start RECORD EXTRACTS
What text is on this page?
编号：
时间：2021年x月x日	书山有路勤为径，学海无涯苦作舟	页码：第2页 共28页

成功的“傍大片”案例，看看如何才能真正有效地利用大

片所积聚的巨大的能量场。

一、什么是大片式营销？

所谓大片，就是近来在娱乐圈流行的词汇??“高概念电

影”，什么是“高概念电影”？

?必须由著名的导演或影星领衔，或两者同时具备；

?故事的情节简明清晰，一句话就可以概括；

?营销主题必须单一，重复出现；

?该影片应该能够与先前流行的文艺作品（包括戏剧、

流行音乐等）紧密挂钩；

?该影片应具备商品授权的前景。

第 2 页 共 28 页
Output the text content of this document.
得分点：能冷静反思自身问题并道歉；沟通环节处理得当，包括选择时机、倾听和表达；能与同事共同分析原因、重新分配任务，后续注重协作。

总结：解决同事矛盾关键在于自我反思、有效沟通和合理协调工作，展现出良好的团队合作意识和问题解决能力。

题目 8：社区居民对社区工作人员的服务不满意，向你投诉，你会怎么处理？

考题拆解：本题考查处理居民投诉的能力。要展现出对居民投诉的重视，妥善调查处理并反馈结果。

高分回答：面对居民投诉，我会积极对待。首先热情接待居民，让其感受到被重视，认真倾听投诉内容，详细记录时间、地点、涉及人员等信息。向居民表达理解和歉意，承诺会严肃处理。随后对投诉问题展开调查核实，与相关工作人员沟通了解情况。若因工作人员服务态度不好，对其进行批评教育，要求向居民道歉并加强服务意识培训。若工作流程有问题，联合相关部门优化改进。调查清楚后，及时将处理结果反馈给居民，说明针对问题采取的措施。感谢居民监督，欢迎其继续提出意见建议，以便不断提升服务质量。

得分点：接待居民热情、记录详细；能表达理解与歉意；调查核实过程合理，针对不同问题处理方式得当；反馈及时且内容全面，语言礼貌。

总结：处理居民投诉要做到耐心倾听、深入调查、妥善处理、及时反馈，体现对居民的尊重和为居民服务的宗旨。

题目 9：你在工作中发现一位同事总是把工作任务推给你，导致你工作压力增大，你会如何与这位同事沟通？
end RECORD EXTRACTS
* _YOUR GOAL_
Repeat the listing above without any change.

* _PROBLEM SOLUTION_
What text is on this page?
编号：
时间：2021年x月x日	书山有路勤为径，学海无涯苦作舟	页码：第2页 共28页

成功的“傍大片”案例，看看如何才能真正有效地利用大

片所积聚的巨大的能量场。

一、什么是大片式营销？

所谓大片，就是近来在娱乐圈流行的词汇??“高概念电

影”，什么是“高概念电影”？

?必须由著名的导演或影星领衔，或两者同时具备；

?故事的情节简明清晰，一句话就可以概括；

?营销主题必须单一，重复出现；

?该影片应该能够与先前流行的文艺作品（包括戏剧、

流行音乐等）紧密挂钩；

?该影片应具备商品授权的前景。

第 2 页 共 28 页
Output the text content of this document.
得分点：能冷静反思自身问题并道歉；沟通环节处理得当，包括选择时机、倾听和表达；能与同事共同分析原因、重新分配任务，后续注重协作。

总结：解决同事矛盾关键在于自我反思、有效沟通和合理协调工作，展现出良好的团队合作意识和问题解决能力。

题目 8：社区居民对社区工作人员的服务不满意，向你投诉，你会怎么处理？

考题拆解：本题考查处理居民投诉的能力。要展现出对居民投诉的重视，妥善调查处理并反馈结果。

高分回答：面对居民投诉，我会积极对待。首先热情接待居民，让其感受到被重视，认真倾听投诉内容，详细记录时间、地点、涉及人员等信息。向居民表达理解和歉意，承诺会严肃处理。随后对投诉问题展开调查核实，与相关工作人员沟通了解情况。若因工作人员服务态度不好，对其进行批评教育，要求向居民道歉并加强服务意识培训。若工作流程有问题，联合相关部门优化改进。调查清楚后，及时将处理结果反馈给居民，说明针对问题采取的措施。感谢居民监督，欢迎其继续提出意见建议，以便不断提升服务质量。

得分点：接待居民热情、记录详细；能表达理解与歉意；调查核实过程合理，针对不同问题处理方式得当；反馈及时且内容全面，语言礼貌。

总结：处理居民投诉要做到耐心倾听、深入调查、妥善处理、及时反馈，体现对居民的尊重和为居民服务的宗旨。

题目 9：你在工作中发现一位同事总是把工作任务推给你，导致你工作压力增大，你会如何与这位同事沟通？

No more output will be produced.